● Given instruction
Output all of the records exactly as written.

═══

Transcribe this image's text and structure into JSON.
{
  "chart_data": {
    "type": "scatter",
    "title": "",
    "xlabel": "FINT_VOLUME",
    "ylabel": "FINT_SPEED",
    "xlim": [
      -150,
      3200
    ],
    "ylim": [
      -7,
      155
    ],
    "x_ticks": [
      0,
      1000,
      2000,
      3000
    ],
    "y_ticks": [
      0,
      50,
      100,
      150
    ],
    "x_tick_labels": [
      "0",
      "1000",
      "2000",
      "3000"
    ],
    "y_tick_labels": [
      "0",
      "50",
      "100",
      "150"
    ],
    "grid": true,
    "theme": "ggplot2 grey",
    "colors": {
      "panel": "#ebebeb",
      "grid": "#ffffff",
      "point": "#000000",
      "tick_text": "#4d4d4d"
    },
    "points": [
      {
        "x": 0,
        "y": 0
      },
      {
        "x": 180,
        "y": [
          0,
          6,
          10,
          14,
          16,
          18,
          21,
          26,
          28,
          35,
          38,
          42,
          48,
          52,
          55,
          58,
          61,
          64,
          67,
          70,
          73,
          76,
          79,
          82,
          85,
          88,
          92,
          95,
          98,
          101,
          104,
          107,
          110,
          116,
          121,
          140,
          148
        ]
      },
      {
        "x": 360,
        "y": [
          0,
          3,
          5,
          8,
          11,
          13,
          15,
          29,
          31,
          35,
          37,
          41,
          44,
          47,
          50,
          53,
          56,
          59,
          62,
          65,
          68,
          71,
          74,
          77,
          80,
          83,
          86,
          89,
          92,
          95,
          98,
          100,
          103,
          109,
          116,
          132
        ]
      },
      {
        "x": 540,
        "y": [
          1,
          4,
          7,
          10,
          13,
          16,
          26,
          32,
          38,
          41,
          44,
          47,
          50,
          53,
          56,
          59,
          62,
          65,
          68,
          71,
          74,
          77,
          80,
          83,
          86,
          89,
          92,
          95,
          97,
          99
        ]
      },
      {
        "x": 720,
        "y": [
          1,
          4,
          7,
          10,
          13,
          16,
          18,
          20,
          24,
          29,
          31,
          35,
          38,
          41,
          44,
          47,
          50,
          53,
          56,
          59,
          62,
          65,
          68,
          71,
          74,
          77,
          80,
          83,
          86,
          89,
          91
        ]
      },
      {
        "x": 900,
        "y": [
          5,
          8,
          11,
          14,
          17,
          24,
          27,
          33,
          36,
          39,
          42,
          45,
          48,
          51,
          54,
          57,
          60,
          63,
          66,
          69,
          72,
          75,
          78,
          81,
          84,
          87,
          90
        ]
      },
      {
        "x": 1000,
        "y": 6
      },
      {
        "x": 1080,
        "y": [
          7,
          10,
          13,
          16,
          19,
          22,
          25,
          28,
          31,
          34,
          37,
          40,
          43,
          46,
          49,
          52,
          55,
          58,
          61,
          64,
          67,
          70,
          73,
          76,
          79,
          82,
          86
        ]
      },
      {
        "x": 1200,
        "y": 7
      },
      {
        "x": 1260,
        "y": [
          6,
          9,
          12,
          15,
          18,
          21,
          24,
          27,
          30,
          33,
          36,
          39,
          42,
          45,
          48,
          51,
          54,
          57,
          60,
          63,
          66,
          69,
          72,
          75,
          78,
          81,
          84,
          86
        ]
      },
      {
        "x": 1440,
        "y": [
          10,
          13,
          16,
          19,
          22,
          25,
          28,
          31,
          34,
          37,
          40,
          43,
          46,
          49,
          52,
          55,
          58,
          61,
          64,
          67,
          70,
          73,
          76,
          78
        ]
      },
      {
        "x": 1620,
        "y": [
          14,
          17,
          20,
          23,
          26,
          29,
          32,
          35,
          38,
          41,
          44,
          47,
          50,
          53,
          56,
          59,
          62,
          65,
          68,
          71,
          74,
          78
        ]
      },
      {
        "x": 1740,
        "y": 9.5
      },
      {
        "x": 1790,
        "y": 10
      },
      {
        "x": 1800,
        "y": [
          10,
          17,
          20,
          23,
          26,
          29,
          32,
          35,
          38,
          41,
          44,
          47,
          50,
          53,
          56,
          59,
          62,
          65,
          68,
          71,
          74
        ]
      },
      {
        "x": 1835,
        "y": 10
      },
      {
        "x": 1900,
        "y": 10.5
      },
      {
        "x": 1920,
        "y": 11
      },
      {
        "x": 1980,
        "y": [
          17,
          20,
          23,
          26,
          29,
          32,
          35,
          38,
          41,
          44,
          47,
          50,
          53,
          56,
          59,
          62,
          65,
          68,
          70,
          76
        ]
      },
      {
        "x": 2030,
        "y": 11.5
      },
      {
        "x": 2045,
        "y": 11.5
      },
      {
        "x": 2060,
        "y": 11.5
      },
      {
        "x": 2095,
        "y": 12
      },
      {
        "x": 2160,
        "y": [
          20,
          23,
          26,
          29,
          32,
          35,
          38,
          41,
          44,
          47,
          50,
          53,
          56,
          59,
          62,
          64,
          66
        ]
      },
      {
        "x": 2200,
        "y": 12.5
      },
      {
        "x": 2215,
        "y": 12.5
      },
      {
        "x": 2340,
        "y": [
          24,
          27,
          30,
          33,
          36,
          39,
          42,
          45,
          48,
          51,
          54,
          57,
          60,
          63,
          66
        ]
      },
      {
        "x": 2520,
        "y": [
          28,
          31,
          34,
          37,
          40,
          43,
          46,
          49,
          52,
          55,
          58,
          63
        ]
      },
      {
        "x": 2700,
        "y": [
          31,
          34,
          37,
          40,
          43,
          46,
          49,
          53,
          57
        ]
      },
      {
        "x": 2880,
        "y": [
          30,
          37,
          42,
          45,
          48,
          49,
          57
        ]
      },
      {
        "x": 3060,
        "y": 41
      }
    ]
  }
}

═══

● Response to this task
Transcribe this image's text and structure into JSON.
{
  "chart_data": {
    "type": "scatter",
    "title": "",
    "xlabel": "FINT_VOLUME",
    "ylabel": "FINT_SPEED",
    "xlim": [
      -150,
      3200
    ],
    "ylim": [
      -7,
      155
    ],
    "x_ticks": [
      0,
      1000,
      2000,
      3000
    ],
    "y_ticks": [
      0,
      50,
      100,
      150
    ],
    "x_tick_labels": [
      "0",
      "1000",
      "2000",
      "3000"
    ],
    "y_tick_labels": [
      "0",
      "50",
      "100",
      "150"
    ],
    "grid": true,
    "theme": "ggplot2 grey",
    "colors": {
      "panel": "#ebebeb",
      "grid": "#ffffff",
      "point": "#000000",
      "tick_text": "#4d4d4d"
    },
    "points": [
      {
        "x": 0,
        "y": 0
      },
      {
        "x": 180,
        "y": [
          0,
          6,
          10,
          14,
          16,
          18,
          21,
          26,
          28,
          35,
          38,
          42,
          48,
          52,
          55,
          58,
          61,
          64,
          67,
          70,
          73,
          76,
          79,
          82,
          85,
          88,
          92,
          95,
          98,
          101,
          104,
          107,
          110,
          116,
          121,
          140,
          148
        ]
      },
      {
        "x": 360,
        "y": [
          0,
          3,
          5,
          8,
          11,
          13,
          15,
          29,
          31,
          35,
          37,
          41,
          44,
          47,
          50,
          53,
          56,
          59,
          62,
          65,
          68,
          71,
          74,
          77,
          80,
          83,
          86,
          89,
          92,
          95,
          98,
          100,
          103,
          109,
          116,
          132
        ]
      },
      {
        "x": 540,
        "y": [
          1,
          4,
          7,
          10,
          13,
          16,
          26,
          32,
          38,
          41,
          44,
          47,
          50,
          53,
          56,
          59,
          62,
          65,
          68,
          71,
          74,
          77,
          80,
          83,
          86,
          89,
          92,
          95,
          97,
          99
        ]
      },
      {
        "x": 720,
        "y": [
          1,
          4,
          7,
          10,
          13,
          16,
          18,
          20,
          24,
          29,
          31,
          35,
          38,
          41,
          44,
          47,
          50,
          53,
          56,
          59,
          62,
          65,
          68,
          71,
          74,
          77,
          80,
          83,
          86,
          89,
          91
        ]
      },
      {
        "x": 900,
        "y": [
          5,
          8,
          11,
          14,
          17,
          24,
          27,
          33,
          36,
          39,
          42,
          45,
          48,
          51,
          54,
          57,
          60,
          63,
          66,
          69,
          72,
          75,
          78,
          81,
          84,
          87,
          90
        ]
      },
      {
        "x": 1000,
        "y": 6
      },
      {
        "x": 1080,
        "y": [
          7,
          10,
          13,
          16,
          19,
          22,
          25,
          28,
          31,
          34,
          37,
          40,
          43,
          46,
          49,
          52,
          55,
          58,
          61,
          64,
          67,
          70,
          73,
          76,
          79,
          82,
          86
        ]
      },
      {
        "x": 1200,
        "y": 7
      },
      {
        "x": 1260,
        "y": [
          6,
          9,
          12,
          15,
          18,
          21,
          24,
          27,
          30,
          33,
          36,
          39,
          42,
          45,
          48,
          51,
          54,
          57,
          60,
          63,
          66,
          69,
          72,
          75,
          78,
          81,
          84,
          86
        ]
      },
      {
        "x": 1440,
        "y": [
          10,
          13,
          16,
          19,
          22,
          25,
          28,
          31,
          34,
          37,
          40,
          43,
          46,
          49,
          52,
          55,
          58,
          61,
          64,
          67,
          70,
          73,
          76,
          78
        ]
      },
      {
        "x": 1620,
        "y": [
          14,
          17,
          20,
          23,
          26,
          29,
          32,
          35,
          38,
          41,
          44,
          47,
          50,
          53,
          56,
          59,
          62,
          65,
          68,
          71,
          74,
          78
        ]
      },
      {
        "x": 1740,
        "y": 9.5
      },
      {
        "x": 1790,
        "y": 10
      },
      {
        "x": 1800,
        "y": [
          10,
          17,
          20,
          23,
          26,
          29,
          32,
          35,
          38,
          41,
          44,
          47,
          50,
          53,
          56,
          59,
          62,
          65,
          68,
          71,
          74
        ]
      },
      {
        "x": 1835,
        "y": 10
      },
      {
        "x": 1900,
        "y": 10.5
      },
      {
        "x": 1920,
        "y": 11
      },
      {
        "x": 1980,
        "y": [
          17,
          20,
          23,
          26,
          29,
          32,
          35,
          38,
          41,
          44,
          47,
          50,
          53,
          56,
          59,
          62,
          65,
          68,
          70,
          76
        ]
      },
      {
        "x": 2030,
        "y": 11.5
      },
      {
        "x": 2045,
        "y": 11.5
      },
      {
        "x": 2060,
        "y": 11.5
      },
      {
        "x": 2095,
        "y": 12
      },
      {
        "x": 2160,
        "y": [
          20,
          23,
          26,
          29,
          32,
          35,
          38,
          41,
          44,
          47,
          50,
          53,
          56,
          59,
          62,
          64,
          66
        ]
      },
      {
        "x": 2200,
        "y": 12.5
      },
      {
        "x": 2215,
        "y": 12.5
      },
      {
        "x": 2340,
        "y": [
          24,
          27,
          30,
          33,
          36,
          39,
          42,
          45,
          48,
          51,
          54,
          57,
          60,
          63,
          66
        ]
      },
      {
        "x": 2520,
        "y": [
          28,
          31,
          34,
          37,
          40,
          43,
          46,
          49,
          52,
          55,
          58,
          63
        ]
      },
      {
        "x": 2700,
        "y": [
          31,
          34,
          37,
          40,
          43,
          46,
          49,
          53,
          57
        ]
      },
      {
        "x": 2880,
        "y": [
          30,
          37,
          42,
          45,
          48,
          49,
          57
        ]
      },
      {
        "x": 3060,
        "y": 41
      }
    ]
  }
}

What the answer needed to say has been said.